WHAT TO PRODUCE = Quote the data below in full, please, without altering anything.

== == ==

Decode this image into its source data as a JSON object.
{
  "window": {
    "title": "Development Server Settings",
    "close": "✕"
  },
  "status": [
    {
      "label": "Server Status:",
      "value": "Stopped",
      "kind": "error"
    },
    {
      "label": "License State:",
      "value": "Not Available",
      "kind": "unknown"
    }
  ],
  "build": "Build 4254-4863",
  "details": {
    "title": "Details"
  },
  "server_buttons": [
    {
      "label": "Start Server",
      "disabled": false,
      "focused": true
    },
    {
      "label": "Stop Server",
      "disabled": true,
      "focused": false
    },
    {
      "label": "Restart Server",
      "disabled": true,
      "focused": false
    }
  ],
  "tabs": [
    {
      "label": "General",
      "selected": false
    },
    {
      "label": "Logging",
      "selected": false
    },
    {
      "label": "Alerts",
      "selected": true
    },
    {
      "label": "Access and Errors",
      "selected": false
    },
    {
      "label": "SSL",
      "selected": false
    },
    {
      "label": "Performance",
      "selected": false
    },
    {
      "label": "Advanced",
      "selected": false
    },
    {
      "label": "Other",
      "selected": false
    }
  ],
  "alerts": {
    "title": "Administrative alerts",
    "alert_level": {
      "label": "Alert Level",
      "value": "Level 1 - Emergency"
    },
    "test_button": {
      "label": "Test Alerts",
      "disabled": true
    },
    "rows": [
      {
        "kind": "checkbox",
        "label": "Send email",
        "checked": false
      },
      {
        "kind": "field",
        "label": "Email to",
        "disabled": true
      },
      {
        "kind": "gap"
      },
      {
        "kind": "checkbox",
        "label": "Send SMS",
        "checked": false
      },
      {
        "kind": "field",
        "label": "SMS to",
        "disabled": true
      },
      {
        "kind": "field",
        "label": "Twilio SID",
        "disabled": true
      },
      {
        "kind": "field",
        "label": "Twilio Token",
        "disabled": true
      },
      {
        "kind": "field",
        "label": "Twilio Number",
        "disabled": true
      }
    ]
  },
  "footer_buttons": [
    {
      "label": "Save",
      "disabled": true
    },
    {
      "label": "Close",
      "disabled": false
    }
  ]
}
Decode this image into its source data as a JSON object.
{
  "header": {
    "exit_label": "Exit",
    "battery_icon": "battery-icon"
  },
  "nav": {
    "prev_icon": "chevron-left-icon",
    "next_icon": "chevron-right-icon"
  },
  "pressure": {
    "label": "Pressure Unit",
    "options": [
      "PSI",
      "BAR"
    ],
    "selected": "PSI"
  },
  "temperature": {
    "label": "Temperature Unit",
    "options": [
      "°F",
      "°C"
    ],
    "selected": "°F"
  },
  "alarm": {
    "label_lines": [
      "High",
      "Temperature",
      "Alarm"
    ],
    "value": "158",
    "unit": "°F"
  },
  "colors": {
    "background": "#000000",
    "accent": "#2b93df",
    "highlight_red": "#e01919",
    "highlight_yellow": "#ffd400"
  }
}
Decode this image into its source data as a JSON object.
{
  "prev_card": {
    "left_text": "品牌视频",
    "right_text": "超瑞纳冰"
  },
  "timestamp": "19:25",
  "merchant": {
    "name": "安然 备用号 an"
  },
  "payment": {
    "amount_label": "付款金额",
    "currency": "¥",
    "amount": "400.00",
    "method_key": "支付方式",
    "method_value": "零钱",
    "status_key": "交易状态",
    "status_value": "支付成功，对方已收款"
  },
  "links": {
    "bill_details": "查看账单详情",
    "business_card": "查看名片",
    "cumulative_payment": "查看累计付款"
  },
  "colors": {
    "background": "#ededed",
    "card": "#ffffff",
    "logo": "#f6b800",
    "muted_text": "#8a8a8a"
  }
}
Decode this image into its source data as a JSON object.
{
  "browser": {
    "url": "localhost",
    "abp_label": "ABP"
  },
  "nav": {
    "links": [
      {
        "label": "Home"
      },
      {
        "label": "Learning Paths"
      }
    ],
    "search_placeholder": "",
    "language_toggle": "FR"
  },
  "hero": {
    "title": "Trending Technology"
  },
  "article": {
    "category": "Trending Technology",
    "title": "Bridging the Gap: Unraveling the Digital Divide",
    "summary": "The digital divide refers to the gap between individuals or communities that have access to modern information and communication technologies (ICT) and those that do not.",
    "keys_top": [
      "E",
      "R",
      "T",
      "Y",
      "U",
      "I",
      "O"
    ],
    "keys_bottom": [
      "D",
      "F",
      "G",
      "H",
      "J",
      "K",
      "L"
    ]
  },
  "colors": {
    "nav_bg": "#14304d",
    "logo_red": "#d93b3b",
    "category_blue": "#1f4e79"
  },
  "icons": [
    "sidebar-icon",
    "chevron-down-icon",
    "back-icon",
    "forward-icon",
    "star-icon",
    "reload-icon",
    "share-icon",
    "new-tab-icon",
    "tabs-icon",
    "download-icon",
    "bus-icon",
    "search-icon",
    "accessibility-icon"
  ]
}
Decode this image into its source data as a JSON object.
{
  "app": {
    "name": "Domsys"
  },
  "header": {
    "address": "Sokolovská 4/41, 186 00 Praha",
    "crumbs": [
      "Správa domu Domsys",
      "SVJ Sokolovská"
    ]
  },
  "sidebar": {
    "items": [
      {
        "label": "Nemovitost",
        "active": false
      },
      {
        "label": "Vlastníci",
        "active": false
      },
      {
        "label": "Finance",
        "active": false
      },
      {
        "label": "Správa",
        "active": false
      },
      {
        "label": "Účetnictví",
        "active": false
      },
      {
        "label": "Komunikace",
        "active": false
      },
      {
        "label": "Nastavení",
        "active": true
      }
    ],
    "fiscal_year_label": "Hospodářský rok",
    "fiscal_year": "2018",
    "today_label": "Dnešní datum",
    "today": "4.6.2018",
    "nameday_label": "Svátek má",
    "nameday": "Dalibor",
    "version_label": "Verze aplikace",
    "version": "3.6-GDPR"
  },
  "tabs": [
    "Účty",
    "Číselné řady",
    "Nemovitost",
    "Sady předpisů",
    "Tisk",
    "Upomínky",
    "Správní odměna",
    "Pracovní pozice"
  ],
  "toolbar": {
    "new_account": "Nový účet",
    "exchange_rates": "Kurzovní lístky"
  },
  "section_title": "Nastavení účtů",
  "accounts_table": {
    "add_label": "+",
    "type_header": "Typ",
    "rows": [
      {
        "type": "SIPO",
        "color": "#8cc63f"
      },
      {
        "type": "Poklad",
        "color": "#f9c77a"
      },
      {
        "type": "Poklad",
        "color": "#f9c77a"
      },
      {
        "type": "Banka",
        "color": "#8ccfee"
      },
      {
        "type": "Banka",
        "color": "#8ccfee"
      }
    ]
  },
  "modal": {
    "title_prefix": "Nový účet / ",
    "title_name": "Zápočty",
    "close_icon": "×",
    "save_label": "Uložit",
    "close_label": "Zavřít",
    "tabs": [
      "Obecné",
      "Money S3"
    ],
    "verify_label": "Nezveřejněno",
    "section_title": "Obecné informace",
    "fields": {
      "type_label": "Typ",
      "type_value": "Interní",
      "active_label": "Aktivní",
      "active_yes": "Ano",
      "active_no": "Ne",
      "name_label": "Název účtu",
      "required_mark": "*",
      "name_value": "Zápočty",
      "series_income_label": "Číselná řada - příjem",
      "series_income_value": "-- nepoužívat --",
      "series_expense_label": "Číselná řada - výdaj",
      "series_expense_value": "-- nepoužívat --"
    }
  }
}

== == ==

ANSWER =
Decode this image into its source data as a JSON object.
{
  "window": {
    "title": "Development Server Settings",
    "close": "✕"
  },
  "status": [
    {
      "label": "Server Status:",
      "value": "Stopped",
      "kind": "error"
    },
    {
      "label": "License State:",
      "value": "Not Available",
      "kind": "unknown"
    }
  ],
  "build": "Build 4254-4863",
  "details": {
    "title": "Details"
  },
  "server_buttons": [
    {
      "label": "Start Server",
      "disabled": false,
      "focused": true
    },
    {
      "label": "Stop Server",
      "disabled": true,
      "focused": false
    },
    {
      "label": "Restart Server",
      "disabled": true,
      "focused": false
    }
  ],
  "tabs": [
    {
      "label": "General",
      "selected": false
    },
    {
      "label": "Logging",
      "selected": false
    },
    {
      "label": "Alerts",
      "selected": true
    },
    {
      "label": "Access and Errors",
      "selected": false
    },
    {
      "label": "SSL",
      "selected": false
    },
    {
      "label": "Performance",
      "selected": false
    },
    {
      "label": "Advanced",
      "selected": false
    },
    {
      "label": "Other",
      "selected": false
    }
  ],
  "alerts": {
    "title": "Administrative alerts",
    "alert_level": {
      "label": "Alert Level",
      "value": "Level 1 - Emergency"
    },
    "test_button": {
      "label": "Test Alerts",
      "disabled": true
    },
    "rows": [
      {
        "kind": "checkbox",
        "label": "Send email",
        "checked": false
      },
      {
        "kind": "field",
        "label": "Email to",
        "disabled": true
      },
      {
        "kind": "gap"
      },
      {
        "kind": "checkbox",
        "label": "Send SMS",
        "checked": false
      },
      {
        "kind": "field",
        "label": "SMS to",
        "disabled": true
      },
      {
        "kind": "field",
        "label": "Twilio SID",
        "disabled": true
      },
      {
        "kind": "field",
        "label": "Twilio Token",
        "disabled": true
      },
      {
        "kind": "field",
        "label": "Twilio Number",
        "disabled": true
      }
    ]
  },
  "footer_buttons": [
    {
      "label": "Save",
      "disabled": true
    },
    {
      "label": "Close",
      "disabled": false
    }
  ]
}
Decode this image into its source data as a JSON object.
{
  "header": {
    "exit_label": "Exit",
    "battery_icon": "battery-icon"
  },
  "nav": {
    "prev_icon": "chevron-left-icon",
    "next_icon": "chevron-right-icon"
  },
  "pressure": {
    "label": "Pressure Unit",
    "options": [
      "PSI",
      "BAR"
    ],
    "selected": "PSI"
  },
  "temperature": {
    "label": "Temperature Unit",
    "options": [
      "°F",
      "°C"
    ],
    "selected": "°F"
  },
  "alarm": {
    "label_lines": [
      "High",
      "Temperature",
      "Alarm"
    ],
    "value": "158",
    "unit": "°F"
  },
  "colors": {
    "background": "#000000",
    "accent": "#2b93df",
    "highlight_red": "#e01919",
    "highlight_yellow": "#ffd400"
  }
}
Decode this image into its source data as a JSON object.
{
  "prev_card": {
    "left_text": "品牌视频",
    "right_text": "超瑞纳冰"
  },
  "timestamp": "19:25",
  "merchant": {
    "name": "安然 备用号 an"
  },
  "payment": {
    "amount_label": "付款金额",
    "currency": "¥",
    "amount": "400.00",
    "method_key": "支付方式",
    "method_value": "零钱",
    "status_key": "交易状态",
    "status_value": "支付成功，对方已收款"
  },
  "links": {
    "bill_details": "查看账单详情",
    "business_card": "查看名片",
    "cumulative_payment": "查看累计付款"
  },
  "colors": {
    "background": "#ededed",
    "card": "#ffffff",
    "logo": "#f6b800",
    "muted_text": "#8a8a8a"
  }
}
Decode this image into its source data as a JSON object.
{
  "browser": {
    "url": "localhost",
    "abp_label": "ABP"
  },
  "nav": {
    "links": [
      {
        "label": "Home"
      },
      {
        "label": "Learning Paths"
      }
    ],
    "search_placeholder": "",
    "language_toggle": "FR"
  },
  "hero": {
    "title": "Trending Technology"
  },
  "article": {
    "category": "Trending Technology",
    "title": "Bridging the Gap: Unraveling the Digital Divide",
    "summary": "The digital divide refers to the gap between individuals or communities that have access to modern information and communication technologies (ICT) and those that do not.",
    "keys_top": [
      "E",
      "R",
      "T",
      "Y",
      "U",
      "I",
      "O"
    ],
    "keys_bottom": [
      "D",
      "F",
      "G",
      "H",
      "J",
      "K",
      "L"
    ]
  },
  "colors": {
    "nav_bg": "#14304d",
    "logo_red": "#d93b3b",
    "category_blue": "#1f4e79"
  },
  "icons": [
    "sidebar-icon",
    "chevron-down-icon",
    "back-icon",
    "forward-icon",
    "star-icon",
    "reload-icon",
    "share-icon",
    "new-tab-icon",
    "tabs-icon",
    "download-icon",
    "bus-icon",
    "search-icon",
    "accessibility-icon"
  ]
}
Decode this image into its source data as a JSON object.
{
  "app": {
    "name": "Domsys"
  },
  "header": {
    "address": "Sokolovská 4/41, 186 00 Praha",
    "crumbs": [
      "Správa domu Domsys",
      "SVJ Sokolovská"
    ]
  },
  "sidebar": {
    "items": [
      {
        "label": "Nemovitost",
        "active": false
      },
      {
        "label": "Vlastníci",
        "active": false
      },
      {
        "label": "Finance",
        "active": false
      },
      {
        "label": "Správa",
        "active": false
      },
      {
        "label": "Účetnictví",
        "active": false
      },
      {
        "label": "Komunikace",
        "active": false
      },
      {
        "label": "Nastavení",
        "active": true
      }
    ],
    "fiscal_year_label": "Hospodářský rok",
    "fiscal_year": "2018",
    "today_label": "Dnešní datum",
    "today": "4.6.2018",
    "nameday_label": "Svátek má",
    "nameday": "Dalibor",
    "version_label": "Verze aplikace",
    "version": "3.6-GDPR"
  },
  "tabs": [
    "Účty",
    "Číselné řady",
    "Nemovitost",
    "Sady předpisů",
    "Tisk",
    "Upomínky",
    "Správní odměna",
    "Pracovní pozice"
  ],
  "toolbar": {
    "new_account": "Nový účet",
    "exchange_rates": "Kurzovní lístky"
  },
  "section_title": "Nastavení účtů",
  "accounts_table": {
    "add_label": "+",
    "type_header": "Typ",
    "rows": [
      {
        "type": "SIPO",
        "color": "#8cc63f"
      },
      {
        "type": "Poklad",
        "color": "#f9c77a"
      },
      {
        "type": "Poklad",
        "color": "#f9c77a"
      },
      {
        "type": "Banka",
        "color": "#8ccfee"
      },
      {
        "type": "Banka",
        "color": "#8ccfee"
      }
    ]
  },
  "modal": {
    "title_prefix": "Nový účet / ",
    "title_name": "Zápočty",
    "close_icon": "×",
    "save_label": "Uložit",
    "close_label": "Zavřít",
    "tabs": [
      "Obecné",
      "Money S3"
    ],
    "verify_label": "Nezveřejněno",
    "section_title": "Obecné informace",
    "fields": {
      "type_label": "Typ",
      "type_value": "Interní",
      "active_label": "Aktivní",
      "active_yes": "Ano",
      "active_no": "Ne",
      "name_label": "Název účtu",
      "required_mark": "*",
      "name_value": "Zápočty",
      "series_income_label": "Číselná řada - příjem",
      "series_income_value": "-- nepoužívat --",
      "series_expense_label": "Číselná řada - výdaj",
      "series_expense_value": "-- nepoužívat --"
    }
  }
}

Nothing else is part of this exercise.